> _Supplied data_
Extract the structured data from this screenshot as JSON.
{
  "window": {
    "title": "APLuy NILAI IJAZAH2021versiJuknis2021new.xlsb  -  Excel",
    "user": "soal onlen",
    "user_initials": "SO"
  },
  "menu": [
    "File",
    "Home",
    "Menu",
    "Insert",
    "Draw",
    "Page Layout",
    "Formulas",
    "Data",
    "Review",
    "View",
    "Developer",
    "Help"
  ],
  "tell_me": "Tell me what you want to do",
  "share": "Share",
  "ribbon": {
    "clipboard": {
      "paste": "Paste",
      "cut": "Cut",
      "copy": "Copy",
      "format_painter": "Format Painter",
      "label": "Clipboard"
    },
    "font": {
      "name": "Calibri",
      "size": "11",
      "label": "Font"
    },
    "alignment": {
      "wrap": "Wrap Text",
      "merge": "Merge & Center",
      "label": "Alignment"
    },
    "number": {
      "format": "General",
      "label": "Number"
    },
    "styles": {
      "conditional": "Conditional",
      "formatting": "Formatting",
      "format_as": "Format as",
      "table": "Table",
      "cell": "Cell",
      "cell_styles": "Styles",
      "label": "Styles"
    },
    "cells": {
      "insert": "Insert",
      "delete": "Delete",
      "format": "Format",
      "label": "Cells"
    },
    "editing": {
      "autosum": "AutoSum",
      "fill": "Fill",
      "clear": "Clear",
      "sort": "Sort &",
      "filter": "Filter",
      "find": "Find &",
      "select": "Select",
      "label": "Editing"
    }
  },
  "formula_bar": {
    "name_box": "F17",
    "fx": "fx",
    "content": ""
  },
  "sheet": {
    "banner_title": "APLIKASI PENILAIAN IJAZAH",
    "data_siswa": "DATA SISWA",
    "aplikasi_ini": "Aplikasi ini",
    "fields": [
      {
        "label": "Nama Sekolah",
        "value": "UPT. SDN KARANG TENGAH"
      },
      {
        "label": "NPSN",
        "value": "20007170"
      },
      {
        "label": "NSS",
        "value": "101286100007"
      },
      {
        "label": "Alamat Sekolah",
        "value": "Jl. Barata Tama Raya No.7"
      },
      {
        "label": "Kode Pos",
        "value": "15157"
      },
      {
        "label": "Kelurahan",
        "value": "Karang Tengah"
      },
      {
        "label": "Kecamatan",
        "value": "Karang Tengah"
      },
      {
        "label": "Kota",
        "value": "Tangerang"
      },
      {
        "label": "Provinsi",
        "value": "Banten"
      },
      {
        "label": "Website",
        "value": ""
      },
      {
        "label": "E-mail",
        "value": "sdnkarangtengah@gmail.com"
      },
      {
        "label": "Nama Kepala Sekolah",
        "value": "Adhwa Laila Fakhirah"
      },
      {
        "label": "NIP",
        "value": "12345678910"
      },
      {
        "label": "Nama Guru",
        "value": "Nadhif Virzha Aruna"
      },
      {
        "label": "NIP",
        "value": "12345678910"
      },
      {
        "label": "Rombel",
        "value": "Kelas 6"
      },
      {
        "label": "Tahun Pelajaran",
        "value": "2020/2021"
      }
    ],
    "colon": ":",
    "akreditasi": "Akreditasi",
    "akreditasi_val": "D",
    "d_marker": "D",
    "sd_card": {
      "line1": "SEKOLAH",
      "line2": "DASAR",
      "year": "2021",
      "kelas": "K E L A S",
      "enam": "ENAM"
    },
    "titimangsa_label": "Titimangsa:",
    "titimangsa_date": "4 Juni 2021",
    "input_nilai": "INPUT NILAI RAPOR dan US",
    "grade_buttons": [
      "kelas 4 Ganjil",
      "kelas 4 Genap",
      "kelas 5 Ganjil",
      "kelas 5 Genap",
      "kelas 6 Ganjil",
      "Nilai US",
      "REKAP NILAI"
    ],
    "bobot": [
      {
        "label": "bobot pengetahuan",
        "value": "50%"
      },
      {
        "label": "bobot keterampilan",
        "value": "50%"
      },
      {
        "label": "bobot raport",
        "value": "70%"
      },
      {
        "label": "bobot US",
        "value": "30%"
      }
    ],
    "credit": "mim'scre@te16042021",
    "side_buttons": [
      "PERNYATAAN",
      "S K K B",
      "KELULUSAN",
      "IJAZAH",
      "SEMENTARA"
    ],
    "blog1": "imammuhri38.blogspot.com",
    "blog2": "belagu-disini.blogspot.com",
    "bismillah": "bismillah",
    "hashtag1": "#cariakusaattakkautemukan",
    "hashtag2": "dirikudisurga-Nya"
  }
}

> _Task brief_
Which lines contain "blogspot"? Show each of them.

> _Exercise result_
    "blog1": "imammuhri38.blogspot.com",
    "blog2": "belagu-disini.blogspot.com",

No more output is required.